WRITTEN EXERCISE
Copy out every line that contains "решения".

Data entries
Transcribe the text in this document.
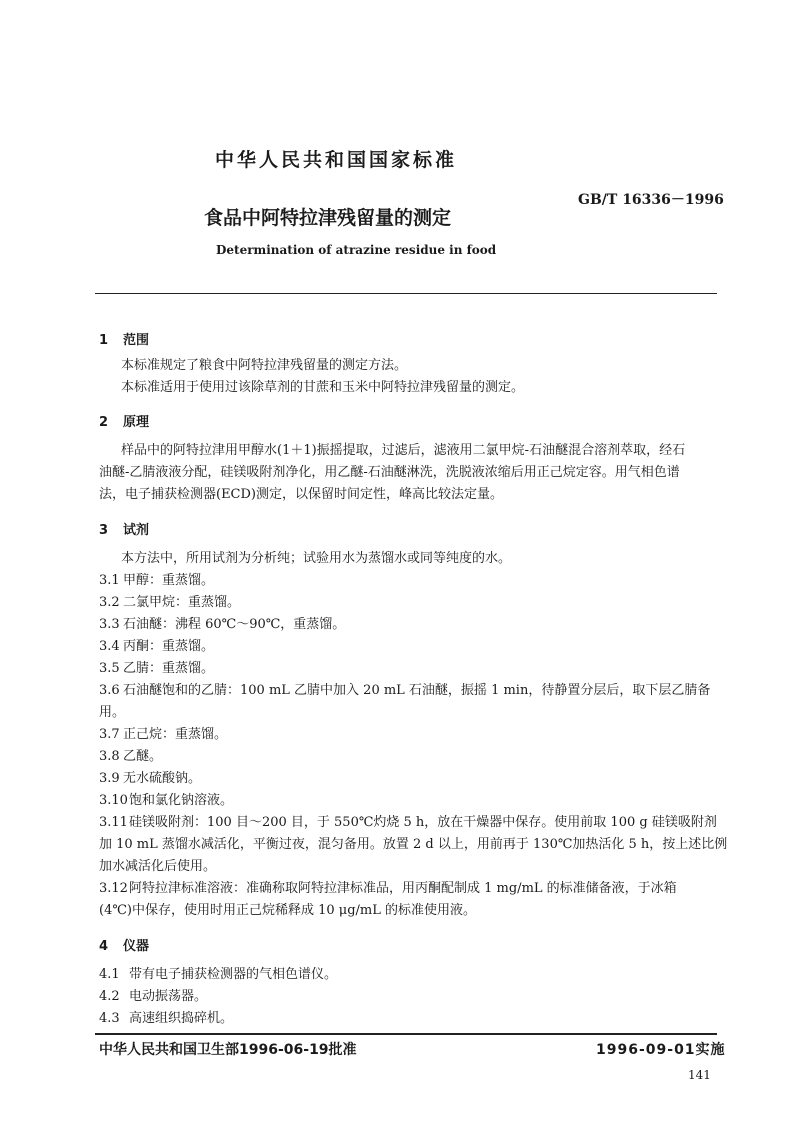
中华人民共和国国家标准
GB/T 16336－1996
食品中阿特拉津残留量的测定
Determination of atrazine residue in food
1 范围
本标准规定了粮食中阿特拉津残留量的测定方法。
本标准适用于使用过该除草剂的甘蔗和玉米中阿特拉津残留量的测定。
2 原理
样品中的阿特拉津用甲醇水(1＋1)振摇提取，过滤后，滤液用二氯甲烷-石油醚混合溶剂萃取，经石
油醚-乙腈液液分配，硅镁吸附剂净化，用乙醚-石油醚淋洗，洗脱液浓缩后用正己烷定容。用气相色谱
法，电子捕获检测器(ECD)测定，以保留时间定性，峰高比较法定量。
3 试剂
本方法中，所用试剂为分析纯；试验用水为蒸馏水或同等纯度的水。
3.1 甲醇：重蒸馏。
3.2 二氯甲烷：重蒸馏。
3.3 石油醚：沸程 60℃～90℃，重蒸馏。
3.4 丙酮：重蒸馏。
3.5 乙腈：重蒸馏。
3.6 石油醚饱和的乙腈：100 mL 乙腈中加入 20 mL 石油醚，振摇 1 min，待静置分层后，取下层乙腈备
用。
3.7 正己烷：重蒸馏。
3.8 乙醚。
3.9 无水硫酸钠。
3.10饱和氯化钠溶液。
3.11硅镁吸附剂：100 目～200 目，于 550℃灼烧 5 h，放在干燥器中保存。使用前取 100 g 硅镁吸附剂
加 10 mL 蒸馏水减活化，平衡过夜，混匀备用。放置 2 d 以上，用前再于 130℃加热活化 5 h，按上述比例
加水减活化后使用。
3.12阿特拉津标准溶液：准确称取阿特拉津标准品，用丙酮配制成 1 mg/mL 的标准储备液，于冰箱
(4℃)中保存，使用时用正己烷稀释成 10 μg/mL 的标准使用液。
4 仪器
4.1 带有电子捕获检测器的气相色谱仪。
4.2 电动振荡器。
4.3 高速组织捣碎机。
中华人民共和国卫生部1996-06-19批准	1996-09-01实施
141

--

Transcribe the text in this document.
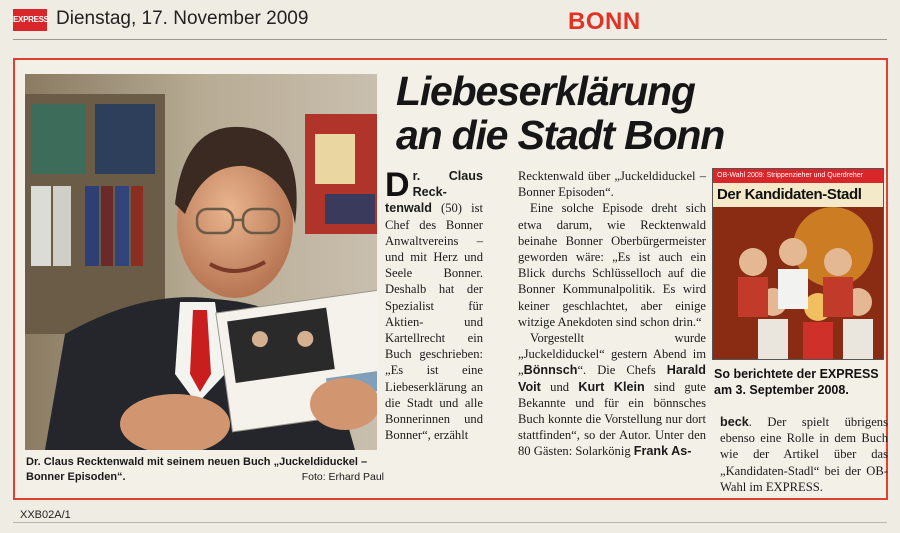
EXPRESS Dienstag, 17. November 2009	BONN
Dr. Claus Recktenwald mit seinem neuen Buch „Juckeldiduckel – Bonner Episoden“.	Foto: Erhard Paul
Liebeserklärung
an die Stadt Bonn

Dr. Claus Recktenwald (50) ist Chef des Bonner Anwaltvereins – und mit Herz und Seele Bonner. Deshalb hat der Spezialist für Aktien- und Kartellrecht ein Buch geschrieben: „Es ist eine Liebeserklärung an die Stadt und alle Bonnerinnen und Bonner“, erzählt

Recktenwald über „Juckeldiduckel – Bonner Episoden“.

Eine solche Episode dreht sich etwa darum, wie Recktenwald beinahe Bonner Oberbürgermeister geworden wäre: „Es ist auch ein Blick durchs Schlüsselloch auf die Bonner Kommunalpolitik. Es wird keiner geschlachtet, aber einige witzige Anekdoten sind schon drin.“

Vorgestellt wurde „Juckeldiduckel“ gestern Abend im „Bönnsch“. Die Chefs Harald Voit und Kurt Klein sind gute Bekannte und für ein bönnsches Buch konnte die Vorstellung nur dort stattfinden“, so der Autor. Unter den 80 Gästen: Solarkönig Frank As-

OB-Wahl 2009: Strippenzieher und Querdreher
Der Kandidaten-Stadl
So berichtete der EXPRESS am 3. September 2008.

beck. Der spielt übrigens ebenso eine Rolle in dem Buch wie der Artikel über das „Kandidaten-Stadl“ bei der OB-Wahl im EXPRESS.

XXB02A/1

==

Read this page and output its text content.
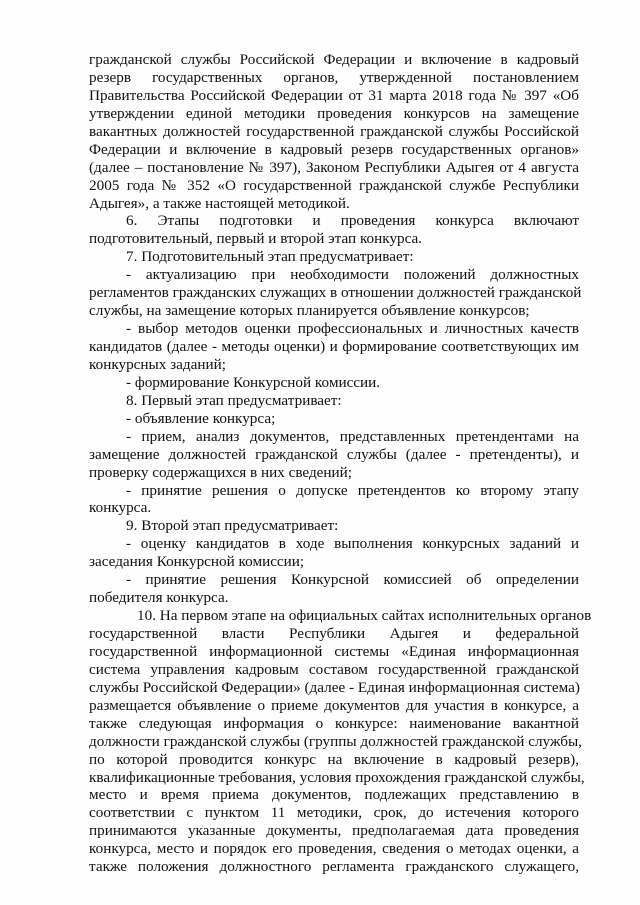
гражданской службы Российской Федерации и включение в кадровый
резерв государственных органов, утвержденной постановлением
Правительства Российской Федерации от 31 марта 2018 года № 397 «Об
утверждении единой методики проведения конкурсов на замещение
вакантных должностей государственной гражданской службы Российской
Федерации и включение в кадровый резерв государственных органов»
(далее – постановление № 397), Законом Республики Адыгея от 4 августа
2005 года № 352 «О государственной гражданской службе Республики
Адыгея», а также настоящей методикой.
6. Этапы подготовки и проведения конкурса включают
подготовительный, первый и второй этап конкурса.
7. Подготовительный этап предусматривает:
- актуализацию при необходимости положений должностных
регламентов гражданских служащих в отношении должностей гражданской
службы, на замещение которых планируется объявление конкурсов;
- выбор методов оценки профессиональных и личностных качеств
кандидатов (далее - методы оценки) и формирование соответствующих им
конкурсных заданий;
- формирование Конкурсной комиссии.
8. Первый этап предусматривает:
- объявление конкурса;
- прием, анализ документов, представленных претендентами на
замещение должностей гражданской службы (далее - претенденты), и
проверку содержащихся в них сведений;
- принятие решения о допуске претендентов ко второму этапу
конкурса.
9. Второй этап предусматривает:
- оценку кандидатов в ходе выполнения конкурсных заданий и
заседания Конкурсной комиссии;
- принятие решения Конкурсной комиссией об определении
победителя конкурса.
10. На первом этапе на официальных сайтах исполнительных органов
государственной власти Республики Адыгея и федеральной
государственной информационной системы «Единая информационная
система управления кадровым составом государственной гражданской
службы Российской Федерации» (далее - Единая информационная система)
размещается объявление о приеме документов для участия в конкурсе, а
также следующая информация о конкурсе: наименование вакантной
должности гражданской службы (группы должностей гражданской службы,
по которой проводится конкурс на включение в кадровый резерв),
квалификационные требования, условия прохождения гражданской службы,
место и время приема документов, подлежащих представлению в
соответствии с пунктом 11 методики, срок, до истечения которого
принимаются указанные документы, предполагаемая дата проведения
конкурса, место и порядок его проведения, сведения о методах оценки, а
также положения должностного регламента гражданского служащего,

FINISHED ANSWER
- принятие решения о допуске претендентов ко второму этапу
- принятие решения Конкурсной комиссией об определении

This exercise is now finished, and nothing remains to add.